**Given task**. In the data below, find every line that has the string "ÚJDONSÁGAINK", and copy it.

**Supplied data**.
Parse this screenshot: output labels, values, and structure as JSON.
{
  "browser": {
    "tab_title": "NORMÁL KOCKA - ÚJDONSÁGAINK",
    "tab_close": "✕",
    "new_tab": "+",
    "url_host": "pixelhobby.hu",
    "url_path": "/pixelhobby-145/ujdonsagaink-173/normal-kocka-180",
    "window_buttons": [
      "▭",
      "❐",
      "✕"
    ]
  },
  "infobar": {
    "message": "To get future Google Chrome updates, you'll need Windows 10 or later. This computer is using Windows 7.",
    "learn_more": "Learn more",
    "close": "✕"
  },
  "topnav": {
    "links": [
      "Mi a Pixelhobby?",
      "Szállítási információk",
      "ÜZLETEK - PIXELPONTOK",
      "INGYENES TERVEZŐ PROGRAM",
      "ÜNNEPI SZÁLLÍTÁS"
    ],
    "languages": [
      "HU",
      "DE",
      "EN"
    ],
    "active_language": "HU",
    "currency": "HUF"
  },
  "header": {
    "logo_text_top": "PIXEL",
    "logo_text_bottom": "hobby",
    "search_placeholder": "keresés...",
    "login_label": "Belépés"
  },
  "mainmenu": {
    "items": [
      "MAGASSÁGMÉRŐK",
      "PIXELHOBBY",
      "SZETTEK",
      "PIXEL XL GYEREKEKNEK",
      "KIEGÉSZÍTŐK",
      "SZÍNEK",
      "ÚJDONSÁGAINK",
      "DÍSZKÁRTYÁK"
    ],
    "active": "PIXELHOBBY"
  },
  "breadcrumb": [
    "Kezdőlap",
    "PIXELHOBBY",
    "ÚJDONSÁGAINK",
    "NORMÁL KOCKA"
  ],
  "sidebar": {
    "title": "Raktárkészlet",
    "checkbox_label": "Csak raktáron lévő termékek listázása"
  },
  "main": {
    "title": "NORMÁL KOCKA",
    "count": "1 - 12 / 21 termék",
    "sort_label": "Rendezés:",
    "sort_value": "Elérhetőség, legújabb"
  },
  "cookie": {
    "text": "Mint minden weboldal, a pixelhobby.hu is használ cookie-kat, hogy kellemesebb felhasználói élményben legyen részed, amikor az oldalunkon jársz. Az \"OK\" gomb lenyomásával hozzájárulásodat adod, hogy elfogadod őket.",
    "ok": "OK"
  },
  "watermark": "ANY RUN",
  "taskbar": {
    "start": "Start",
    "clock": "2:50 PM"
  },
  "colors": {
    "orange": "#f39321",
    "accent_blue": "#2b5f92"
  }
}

**Task answer**.
    "tab_title": "NORMÁL KOCKA - ÚJDONSÁGAINK",
      "ÚJDONSÁGAINK",
    "ÚJDONSÁGAINK",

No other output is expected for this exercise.